- ZADANIE -
Na podstawie wyciągu ze strony wyjaśnij, dlaczego wrocławska prokuratura wszczęła śledztwo.

- WYCIĄG ZE STRONY -
* * * * * * *

Prokuratura zajmie się skandalicznym wpisem profesora Uniwersytetu Wrocławskiego

Wrocławska prokuratura wszczęła śledztwo w sprawie wpisu na Facebooku profesora filozofii Bogusława P. chwalącego złe traktowanie ukraińskich jeńców przez prorosyjskich separatystów.

2015-01-29, 22:28

Prokuratura zajmie się skandalicznym wpisem profesora Uniwersytetu Wrocławskiego
. Foto: flickr/Ministerio TIC Colombia

Posłuchaj

Rzecznik uczelni Jacek Przygodzki o wpisie profesora filozofii (IAR)

* * * * * * *

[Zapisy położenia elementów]

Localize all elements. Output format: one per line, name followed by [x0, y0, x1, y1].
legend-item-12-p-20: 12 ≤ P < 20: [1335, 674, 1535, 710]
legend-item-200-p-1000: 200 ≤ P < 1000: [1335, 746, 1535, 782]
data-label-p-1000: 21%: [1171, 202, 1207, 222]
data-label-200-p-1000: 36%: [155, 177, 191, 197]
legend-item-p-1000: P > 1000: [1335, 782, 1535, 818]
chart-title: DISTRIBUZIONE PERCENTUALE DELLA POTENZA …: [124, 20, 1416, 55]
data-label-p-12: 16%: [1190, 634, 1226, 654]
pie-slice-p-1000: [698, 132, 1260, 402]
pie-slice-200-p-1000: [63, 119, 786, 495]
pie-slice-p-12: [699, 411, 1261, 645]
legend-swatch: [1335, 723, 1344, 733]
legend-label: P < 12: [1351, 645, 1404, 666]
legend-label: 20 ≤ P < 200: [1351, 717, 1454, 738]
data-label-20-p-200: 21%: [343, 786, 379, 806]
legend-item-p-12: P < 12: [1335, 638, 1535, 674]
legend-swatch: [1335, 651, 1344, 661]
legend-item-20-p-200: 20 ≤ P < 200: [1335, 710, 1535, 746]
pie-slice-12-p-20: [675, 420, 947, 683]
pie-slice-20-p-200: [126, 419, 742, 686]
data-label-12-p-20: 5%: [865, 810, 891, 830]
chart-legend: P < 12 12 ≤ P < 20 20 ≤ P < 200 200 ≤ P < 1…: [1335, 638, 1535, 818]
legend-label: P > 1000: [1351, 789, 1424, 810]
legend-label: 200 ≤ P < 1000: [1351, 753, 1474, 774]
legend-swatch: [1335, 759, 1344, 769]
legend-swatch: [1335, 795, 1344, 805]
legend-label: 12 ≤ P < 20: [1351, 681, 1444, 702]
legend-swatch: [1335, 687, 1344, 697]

* * * * * * *

- ODPOWIEDŹ -
Wrocławska prokuratura wszczęła śledztwo z powodu wpisu na Facebooku profesora filozofii Uniwersytetu Wrocławskiego, Bogusława P. W tym wpisie profesor chwalił złe traktowanie ukraińskich jeńców przez prorosyjskich separatystów.